** Begin Records provided **
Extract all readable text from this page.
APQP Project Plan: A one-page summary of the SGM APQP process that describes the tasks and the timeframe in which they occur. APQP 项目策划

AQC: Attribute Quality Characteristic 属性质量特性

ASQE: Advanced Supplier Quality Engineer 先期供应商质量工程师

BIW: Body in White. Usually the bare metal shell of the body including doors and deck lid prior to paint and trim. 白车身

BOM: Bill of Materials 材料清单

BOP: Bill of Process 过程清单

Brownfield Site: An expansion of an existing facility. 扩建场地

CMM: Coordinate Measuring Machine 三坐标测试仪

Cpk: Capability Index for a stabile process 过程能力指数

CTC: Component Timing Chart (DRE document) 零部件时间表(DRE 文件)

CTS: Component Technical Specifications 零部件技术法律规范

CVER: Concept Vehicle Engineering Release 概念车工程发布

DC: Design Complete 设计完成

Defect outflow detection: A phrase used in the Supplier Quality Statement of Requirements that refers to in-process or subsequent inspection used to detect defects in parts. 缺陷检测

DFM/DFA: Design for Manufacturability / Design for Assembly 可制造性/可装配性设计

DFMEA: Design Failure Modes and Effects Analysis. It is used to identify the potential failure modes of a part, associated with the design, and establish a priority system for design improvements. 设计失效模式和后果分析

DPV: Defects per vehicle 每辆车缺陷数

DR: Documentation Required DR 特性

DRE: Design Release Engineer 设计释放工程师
** End Records provided **
What you should do
Copy out the lines in which the string "Release" appears.

Written answer
CVER: Concept Vehicle Engineering Release 概念车工程发布
DRE: Design Release Engineer 设计释放工程师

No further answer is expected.